Return the data exactly, with all pictures removed.
+-------+
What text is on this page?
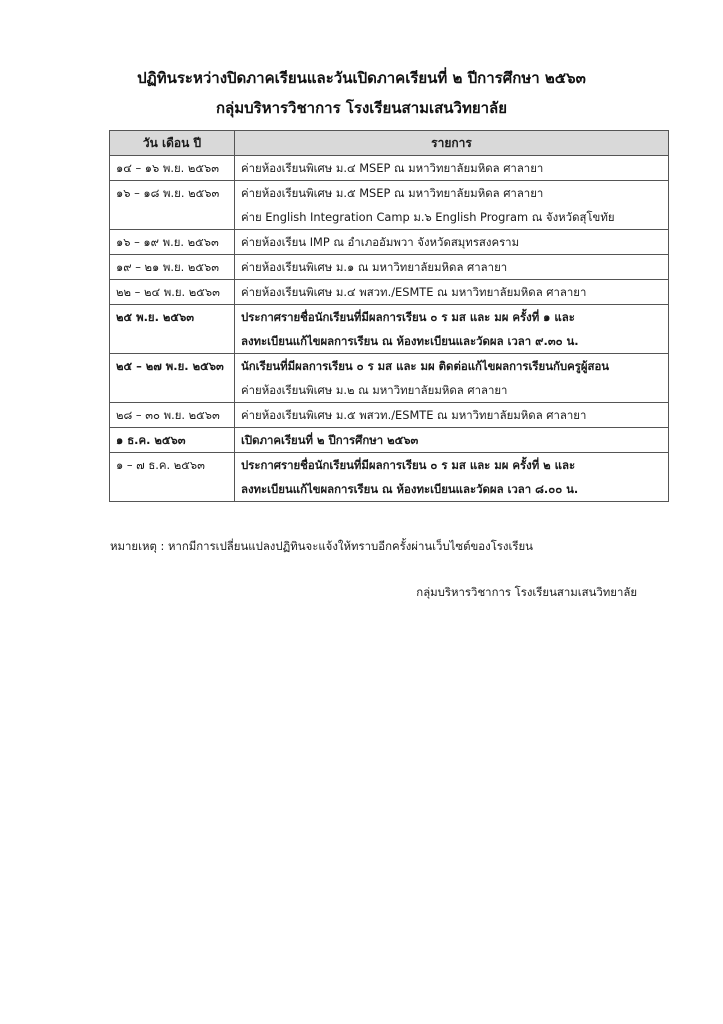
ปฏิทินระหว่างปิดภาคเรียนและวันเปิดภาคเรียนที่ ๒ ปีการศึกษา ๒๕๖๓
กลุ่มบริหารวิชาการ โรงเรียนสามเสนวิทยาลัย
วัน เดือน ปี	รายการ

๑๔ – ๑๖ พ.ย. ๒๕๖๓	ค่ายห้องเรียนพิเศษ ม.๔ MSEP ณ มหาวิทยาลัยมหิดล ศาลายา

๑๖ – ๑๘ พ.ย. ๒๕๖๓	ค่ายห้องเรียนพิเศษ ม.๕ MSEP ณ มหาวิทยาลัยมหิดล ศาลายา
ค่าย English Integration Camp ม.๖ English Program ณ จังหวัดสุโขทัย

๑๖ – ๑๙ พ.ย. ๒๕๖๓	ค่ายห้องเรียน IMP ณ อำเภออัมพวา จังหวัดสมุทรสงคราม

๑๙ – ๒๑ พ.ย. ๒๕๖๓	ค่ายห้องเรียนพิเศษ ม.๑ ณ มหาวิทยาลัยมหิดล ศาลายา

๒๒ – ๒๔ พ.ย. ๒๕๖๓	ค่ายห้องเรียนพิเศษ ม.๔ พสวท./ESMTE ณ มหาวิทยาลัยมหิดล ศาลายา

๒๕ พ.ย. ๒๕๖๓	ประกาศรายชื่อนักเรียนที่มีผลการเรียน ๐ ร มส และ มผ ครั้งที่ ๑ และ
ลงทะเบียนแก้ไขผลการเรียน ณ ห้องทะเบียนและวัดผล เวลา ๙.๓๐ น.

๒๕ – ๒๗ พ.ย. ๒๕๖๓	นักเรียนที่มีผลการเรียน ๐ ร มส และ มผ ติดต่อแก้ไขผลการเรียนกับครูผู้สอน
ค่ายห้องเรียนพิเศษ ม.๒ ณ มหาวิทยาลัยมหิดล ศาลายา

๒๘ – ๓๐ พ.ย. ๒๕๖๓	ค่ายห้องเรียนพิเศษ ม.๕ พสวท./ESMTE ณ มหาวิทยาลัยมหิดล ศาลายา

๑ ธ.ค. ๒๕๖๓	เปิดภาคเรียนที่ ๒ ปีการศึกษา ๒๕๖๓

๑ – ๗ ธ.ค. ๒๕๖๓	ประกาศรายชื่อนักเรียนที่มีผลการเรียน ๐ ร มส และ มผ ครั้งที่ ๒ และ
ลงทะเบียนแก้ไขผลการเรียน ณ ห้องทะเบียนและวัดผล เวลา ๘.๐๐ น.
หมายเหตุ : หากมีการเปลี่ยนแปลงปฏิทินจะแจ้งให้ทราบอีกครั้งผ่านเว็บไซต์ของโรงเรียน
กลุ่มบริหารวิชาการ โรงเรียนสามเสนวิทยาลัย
+-------+
◆ **Answer to the task**
What text is on this page?
ปฏิทินระหว่างปิดภาคเรียนและวันเปิดภาคเรียนที่ ๒ ปีการศึกษา ๒๕๖๓
กลุ่มบริหารวิชาการ โรงเรียนสามเสนวิทยาลัย
วัน เดือน ปี	รายการ

๑๔ – ๑๖ พ.ย. ๒๕๖๓	ค่ายห้องเรียนพิเศษ ม.๔ MSEP ณ มหาวิทยาลัยมหิดล ศาลายา

๑๖ – ๑๘ พ.ย. ๒๕๖๓	ค่ายห้องเรียนพิเศษ ม.๕ MSEP ณ มหาวิทยาลัยมหิดล ศาลายา
ค่าย English Integration Camp ม.๖ English Program ณ จังหวัดสุโขทัย

๑๖ – ๑๙ พ.ย. ๒๕๖๓	ค่ายห้องเรียน IMP ณ อำเภออัมพวา จังหวัดสมุทรสงคราม

๑๙ – ๒๑ พ.ย. ๒๕๖๓	ค่ายห้องเรียนพิเศษ ม.๑ ณ มหาวิทยาลัยมหิดล ศาลายา

๒๒ – ๒๔ พ.ย. ๒๕๖๓	ค่ายห้องเรียนพิเศษ ม.๔ พสวท./ESMTE ณ มหาวิทยาลัยมหิดล ศาลายา

๒๕ พ.ย. ๒๕๖๓	ประกาศรายชื่อนักเรียนที่มีผลการเรียน ๐ ร มส และ มผ ครั้งที่ ๑ และ
ลงทะเบียนแก้ไขผลการเรียน ณ ห้องทะเบียนและวัดผล เวลา ๙.๓๐ น.

๒๕ – ๒๗ พ.ย. ๒๕๖๓	นักเรียนที่มีผลการเรียน ๐ ร มส และ มผ ติดต่อแก้ไขผลการเรียนกับครูผู้สอน
ค่ายห้องเรียนพิเศษ ม.๒ ณ มหาวิทยาลัยมหิดล ศาลายา

๒๘ – ๓๐ พ.ย. ๒๕๖๓	ค่ายห้องเรียนพิเศษ ม.๕ พสวท./ESMTE ณ มหาวิทยาลัยมหิดล ศาลายา

๑ ธ.ค. ๒๕๖๓	เปิดภาคเรียนที่ ๒ ปีการศึกษา ๒๕๖๓

๑ – ๗ ธ.ค. ๒๕๖๓	ประกาศรายชื่อนักเรียนที่มีผลการเรียน ๐ ร มส และ มผ ครั้งที่ ๒ และ
ลงทะเบียนแก้ไขผลการเรียน ณ ห้องทะเบียนและวัดผล เวลา ๘.๐๐ น.
หมายเหตุ : หากมีการเปลี่ยนแปลงปฏิทินจะแจ้งให้ทราบอีกครั้งผ่านเว็บไซต์ของโรงเรียน
กลุ่มบริหารวิชาการ โรงเรียนสามเสนวิทยาลัย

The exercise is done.